(Records from a collection)
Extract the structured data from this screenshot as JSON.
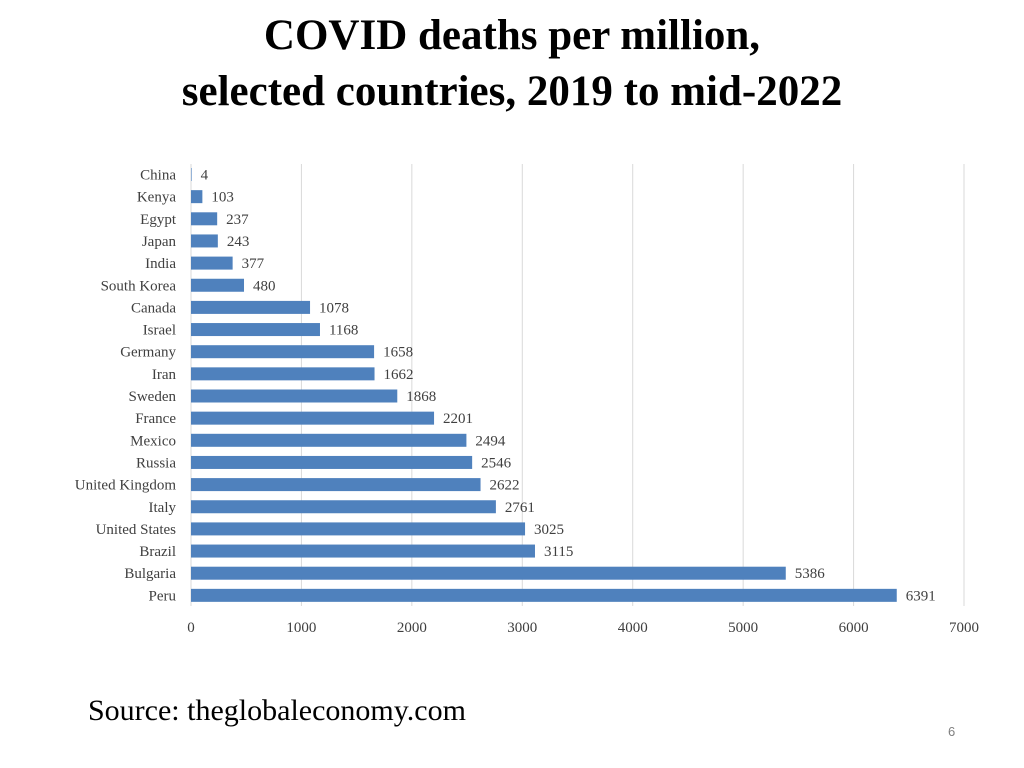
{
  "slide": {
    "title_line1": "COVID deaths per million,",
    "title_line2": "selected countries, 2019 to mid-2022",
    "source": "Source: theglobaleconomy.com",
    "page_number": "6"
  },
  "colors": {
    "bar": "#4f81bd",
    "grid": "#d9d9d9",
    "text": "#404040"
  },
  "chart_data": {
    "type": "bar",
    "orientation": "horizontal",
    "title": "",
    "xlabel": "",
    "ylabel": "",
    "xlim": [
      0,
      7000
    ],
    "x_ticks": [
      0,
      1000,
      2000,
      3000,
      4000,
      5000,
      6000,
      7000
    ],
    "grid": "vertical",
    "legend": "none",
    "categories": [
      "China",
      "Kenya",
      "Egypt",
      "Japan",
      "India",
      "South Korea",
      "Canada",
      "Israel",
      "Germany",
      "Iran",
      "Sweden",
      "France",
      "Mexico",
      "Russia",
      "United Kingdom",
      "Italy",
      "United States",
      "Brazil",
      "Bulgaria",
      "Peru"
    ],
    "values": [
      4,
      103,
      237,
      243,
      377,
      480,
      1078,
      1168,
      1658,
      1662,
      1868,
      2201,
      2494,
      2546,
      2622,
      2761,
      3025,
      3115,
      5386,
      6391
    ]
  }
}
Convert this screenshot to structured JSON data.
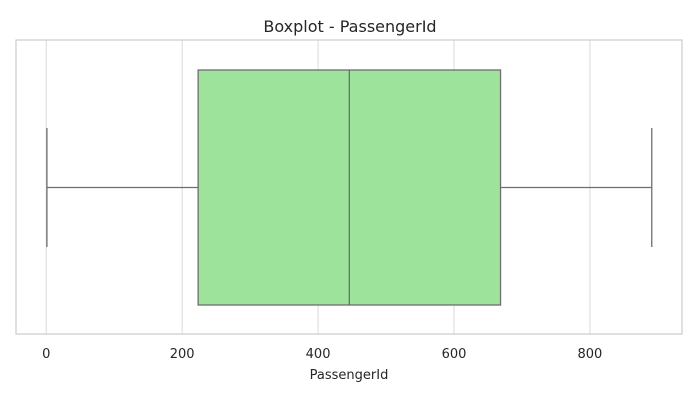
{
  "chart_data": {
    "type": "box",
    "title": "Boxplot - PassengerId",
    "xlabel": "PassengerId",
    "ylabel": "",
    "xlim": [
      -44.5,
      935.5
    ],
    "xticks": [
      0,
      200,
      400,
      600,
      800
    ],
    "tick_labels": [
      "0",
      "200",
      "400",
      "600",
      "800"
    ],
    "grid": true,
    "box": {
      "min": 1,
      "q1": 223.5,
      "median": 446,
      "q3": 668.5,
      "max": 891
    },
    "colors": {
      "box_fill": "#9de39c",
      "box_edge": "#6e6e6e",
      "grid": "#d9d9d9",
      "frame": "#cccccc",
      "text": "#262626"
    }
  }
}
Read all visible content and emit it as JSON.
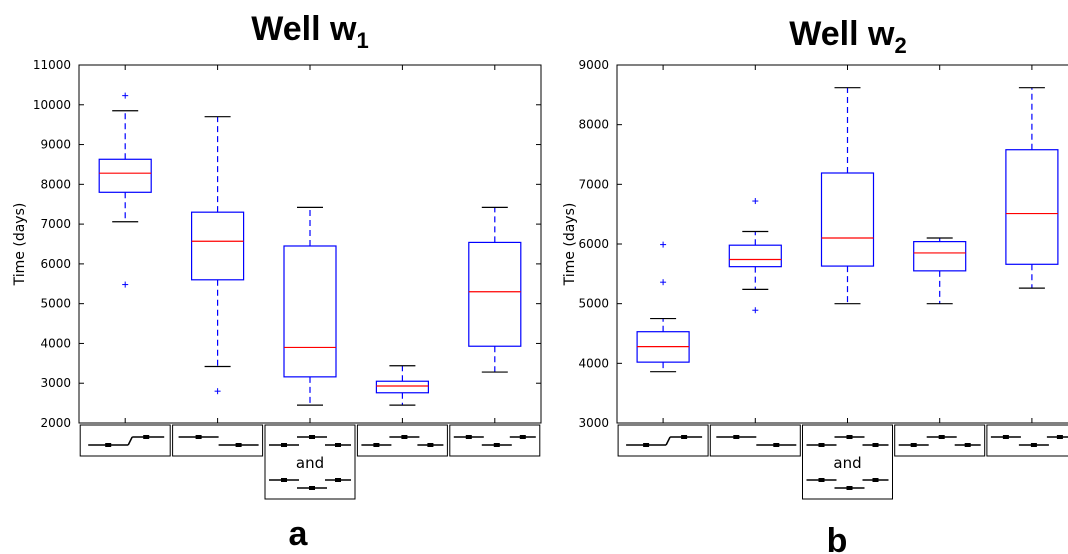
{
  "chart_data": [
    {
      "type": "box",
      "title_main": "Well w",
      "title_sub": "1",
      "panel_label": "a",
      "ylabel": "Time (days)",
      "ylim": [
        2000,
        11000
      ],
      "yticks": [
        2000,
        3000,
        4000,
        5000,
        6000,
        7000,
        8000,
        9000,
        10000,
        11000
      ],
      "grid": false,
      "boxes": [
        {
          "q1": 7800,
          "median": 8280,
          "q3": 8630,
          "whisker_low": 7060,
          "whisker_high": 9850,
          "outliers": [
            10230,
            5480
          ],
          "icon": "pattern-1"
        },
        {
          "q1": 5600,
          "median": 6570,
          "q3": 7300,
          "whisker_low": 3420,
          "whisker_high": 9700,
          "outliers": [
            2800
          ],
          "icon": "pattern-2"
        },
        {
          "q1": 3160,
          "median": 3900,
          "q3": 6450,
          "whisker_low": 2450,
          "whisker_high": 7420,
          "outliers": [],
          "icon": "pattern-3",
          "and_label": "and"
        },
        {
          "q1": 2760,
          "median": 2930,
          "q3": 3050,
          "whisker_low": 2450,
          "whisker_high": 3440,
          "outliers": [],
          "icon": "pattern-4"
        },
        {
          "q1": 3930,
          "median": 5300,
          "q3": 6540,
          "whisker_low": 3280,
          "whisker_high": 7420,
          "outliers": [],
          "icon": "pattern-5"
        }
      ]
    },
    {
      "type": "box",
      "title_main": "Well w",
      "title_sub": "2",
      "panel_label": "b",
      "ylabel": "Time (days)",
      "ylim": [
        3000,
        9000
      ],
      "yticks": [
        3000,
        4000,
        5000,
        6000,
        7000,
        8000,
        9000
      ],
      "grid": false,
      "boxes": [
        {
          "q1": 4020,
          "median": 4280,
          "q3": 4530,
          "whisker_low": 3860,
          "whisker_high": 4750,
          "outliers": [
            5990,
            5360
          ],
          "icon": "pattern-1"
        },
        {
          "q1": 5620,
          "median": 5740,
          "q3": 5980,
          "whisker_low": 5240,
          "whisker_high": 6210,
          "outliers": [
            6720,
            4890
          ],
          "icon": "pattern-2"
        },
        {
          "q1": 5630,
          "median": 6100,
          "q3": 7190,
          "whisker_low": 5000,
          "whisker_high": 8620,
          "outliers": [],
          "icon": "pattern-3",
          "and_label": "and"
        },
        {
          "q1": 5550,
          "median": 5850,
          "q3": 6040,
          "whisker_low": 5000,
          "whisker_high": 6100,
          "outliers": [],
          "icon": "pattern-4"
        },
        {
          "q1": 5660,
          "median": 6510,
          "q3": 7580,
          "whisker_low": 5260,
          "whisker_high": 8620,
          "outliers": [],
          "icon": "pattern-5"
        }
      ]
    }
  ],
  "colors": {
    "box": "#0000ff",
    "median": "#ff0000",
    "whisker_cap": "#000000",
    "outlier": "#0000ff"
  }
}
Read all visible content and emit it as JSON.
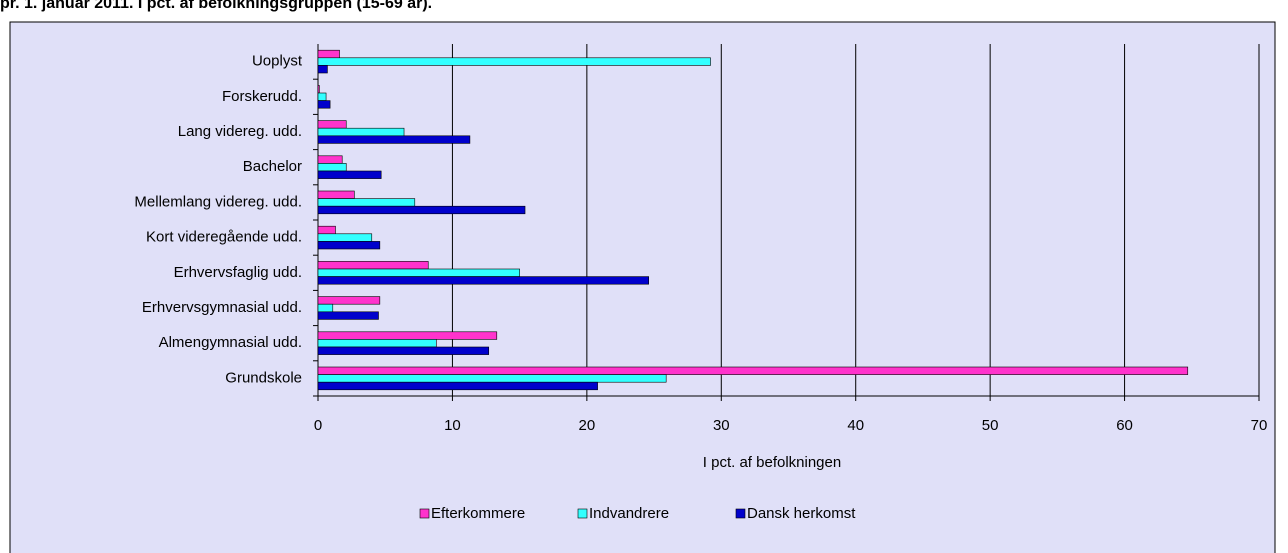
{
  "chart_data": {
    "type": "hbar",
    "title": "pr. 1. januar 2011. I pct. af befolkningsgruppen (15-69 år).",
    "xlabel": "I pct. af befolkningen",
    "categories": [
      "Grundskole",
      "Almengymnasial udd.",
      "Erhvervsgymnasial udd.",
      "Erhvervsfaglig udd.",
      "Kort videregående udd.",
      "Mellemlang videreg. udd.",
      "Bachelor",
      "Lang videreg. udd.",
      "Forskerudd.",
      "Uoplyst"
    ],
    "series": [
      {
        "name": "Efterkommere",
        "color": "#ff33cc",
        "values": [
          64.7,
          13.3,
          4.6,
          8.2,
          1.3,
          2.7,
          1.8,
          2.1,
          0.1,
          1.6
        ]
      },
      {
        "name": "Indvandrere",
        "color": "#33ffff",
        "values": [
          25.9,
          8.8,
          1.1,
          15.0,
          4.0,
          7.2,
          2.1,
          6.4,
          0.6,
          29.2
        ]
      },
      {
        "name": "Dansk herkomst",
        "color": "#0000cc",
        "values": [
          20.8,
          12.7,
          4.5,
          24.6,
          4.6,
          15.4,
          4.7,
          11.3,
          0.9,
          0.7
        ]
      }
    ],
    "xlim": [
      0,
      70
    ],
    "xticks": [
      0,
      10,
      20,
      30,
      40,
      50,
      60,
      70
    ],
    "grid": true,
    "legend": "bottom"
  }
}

▸ **WHAT TO WORK ON**: Transcribe the records above exactly, omitting every picture they contain.

▸ **RESPONSE TO THE TASK**:
Extract the structured data from this screenshot as JSON.
{
  "slide": {
    "title_line1": "COVID deaths per million,",
    "title_line2": "selected countries, 2019 to mid-2022",
    "source": "Source: theglobaleconomy.com",
    "page_number": "6"
  },
  "colors": {
    "bar": "#4f81bd",
    "grid": "#d9d9d9",
    "text": "#404040"
  },
  "chart_data": {
    "type": "bar",
    "orientation": "horizontal",
    "title": "",
    "xlabel": "",
    "ylabel": "",
    "xlim": [
      0,
      7000
    ],
    "x_ticks": [
      0,
      1000,
      2000,
      3000,
      4000,
      5000,
      6000,
      7000
    ],
    "grid": "vertical",
    "legend": "none",
    "categories": [
      "China",
      "Kenya",
      "Egypt",
      "Japan",
      "India",
      "South Korea",
      "Canada",
      "Israel",
      "Germany",
      "Iran",
      "Sweden",
      "France",
      "Mexico",
      "Russia",
      "United Kingdom",
      "Italy",
      "United States",
      "Brazil",
      "Bulgaria",
      "Peru"
    ],
    "values": [
      4,
      103,
      237,
      243,
      377,
      480,
      1078,
      1168,
      1658,
      1662,
      1868,
      2201,
      2494,
      2546,
      2622,
      2761,
      3025,
      3115,
      5386,
      6391
    ]
  }
}
Convert this screenshot to structured JSON data.
{
  "chart_data": {
    "type": "box",
    "title": "Boxplot - PassengerId",
    "xlabel": "PassengerId",
    "ylabel": "",
    "xlim": [
      -44.5,
      935.5
    ],
    "xticks": [
      0,
      200,
      400,
      600,
      800
    ],
    "tick_labels": [
      "0",
      "200",
      "400",
      "600",
      "800"
    ],
    "grid": true,
    "box": {
      "min": 1,
      "q1": 223.5,
      "median": 446,
      "q3": 668.5,
      "max": 891
    },
    "colors": {
      "box_fill": "#9de39c",
      "box_edge": "#6e6e6e",
      "grid": "#d9d9d9",
      "frame": "#cccccc",
      "text": "#262626"
    }
  }
}
Read all visible content and emit it as JSON.
{
  "chart_data": [
    {
      "type": "box",
      "title_main": "Well w",
      "title_sub": "1",
      "panel_label": "a",
      "ylabel": "Time (days)",
      "ylim": [
        2000,
        11000
      ],
      "yticks": [
        2000,
        3000,
        4000,
        5000,
        6000,
        7000,
        8000,
        9000,
        10000,
        11000
      ],
      "grid": false,
      "boxes": [
        {
          "q1": 7800,
          "median": 8280,
          "q3": 8630,
          "whisker_low": 7060,
          "whisker_high": 9850,
          "outliers": [
            10230,
            5480
          ],
          "icon": "pattern-1"
        },
        {
          "q1": 5600,
          "median": 6570,
          "q3": 7300,
          "whisker_low": 3420,
          "whisker_high": 9700,
          "outliers": [
            2800
          ],
          "icon": "pattern-2"
        },
        {
          "q1": 3160,
          "median": 3900,
          "q3": 6450,
          "whisker_low": 2450,
          "whisker_high": 7420,
          "outliers": [],
          "icon": "pattern-3",
          "and_label": "and"
        },
        {
          "q1": 2760,
          "median": 2930,
          "q3": 3050,
          "whisker_low": 2450,
          "whisker_high": 3440,
          "outliers": [],
          "icon": "pattern-4"
        },
        {
          "q1": 3930,
          "median": 5300,
          "q3": 6540,
          "whisker_low": 3280,
          "whisker_high": 7420,
          "outliers": [],
          "icon": "pattern-5"
        }
      ]
    },
    {
      "type": "box",
      "title_main": "Well w",
      "title_sub": "2",
      "panel_label": "b",
      "ylabel": "Time (days)",
      "ylim": [
        3000,
        9000
      ],
      "yticks": [
        3000,
        4000,
        5000,
        6000,
        7000,
        8000,
        9000
      ],
      "grid": false,
      "boxes": [
        {
          "q1": 4020,
          "median": 4280,
          "q3": 4530,
          "whisker_low": 3860,
          "whisker_high": 4750,
          "outliers": [
            5990,
            5360
          ],
          "icon": "pattern-1"
        },
        {
          "q1": 5620,
          "median": 5740,
          "q3": 5980,
          "whisker_low": 5240,
          "whisker_high": 6210,
          "outliers": [
            6720,
            4890
          ],
          "icon": "pattern-2"
        },
        {
          "q1": 5630,
          "median": 6100,
          "q3": 7190,
          "whisker_low": 5000,
          "whisker_high": 8620,
          "outliers": [],
          "icon": "pattern-3",
          "and_label": "and"
        },
        {
          "q1": 5550,
          "median": 5850,
          "q3": 6040,
          "whisker_low": 5000,
          "whisker_high": 6100,
          "outliers": [],
          "icon": "pattern-4"
        },
        {
          "q1": 5660,
          "median": 6510,
          "q3": 7580,
          "whisker_low": 5260,
          "whisker_high": 8620,
          "outliers": [],
          "icon": "pattern-5"
        }
      ]
    }
  ],
  "colors": {
    "box": "#0000ff",
    "median": "#ff0000",
    "whisker_cap": "#000000",
    "outlier": "#0000ff"
  }
}
Read all visible content and emit it as JSON.
{
  "chart_data": {
    "type": "hbar",
    "title": "pr. 1. januar 2011. I pct. af befolkningsgruppen (15-69 år).",
    "xlabel": "I pct. af befolkningen",
    "categories": [
      "Grundskole",
      "Almengymnasial udd.",
      "Erhvervsgymnasial udd.",
      "Erhvervsfaglig udd.",
      "Kort videregående udd.",
      "Mellemlang videreg. udd.",
      "Bachelor",
      "Lang videreg. udd.",
      "Forskerudd.",
      "Uoplyst"
    ],
    "series": [
      {
        "name": "Efterkommere",
        "color": "#ff33cc",
        "values": [
          64.7,
          13.3,
          4.6,
          8.2,
          1.3,
          2.7,
          1.8,
          2.1,
          0.1,
          1.6
        ]
      },
      {
        "name": "Indvandrere",
        "color": "#33ffff",
        "values": [
          25.9,
          8.8,
          1.1,
          15.0,
          4.0,
          7.2,
          2.1,
          6.4,
          0.6,
          29.2
        ]
      },
      {
        "name": "Dansk herkomst",
        "color": "#0000cc",
        "values": [
          20.8,
          12.7,
          4.5,
          24.6,
          4.6,
          15.4,
          4.7,
          11.3,
          0.9,
          0.7
        ]
      }
    ],
    "xlim": [
      0,
      70
    ],
    "xticks": [
      0,
      10,
      20,
      30,
      40,
      50,
      60,
      70
    ],
    "grid": true,
    "legend": "bottom"
  }
}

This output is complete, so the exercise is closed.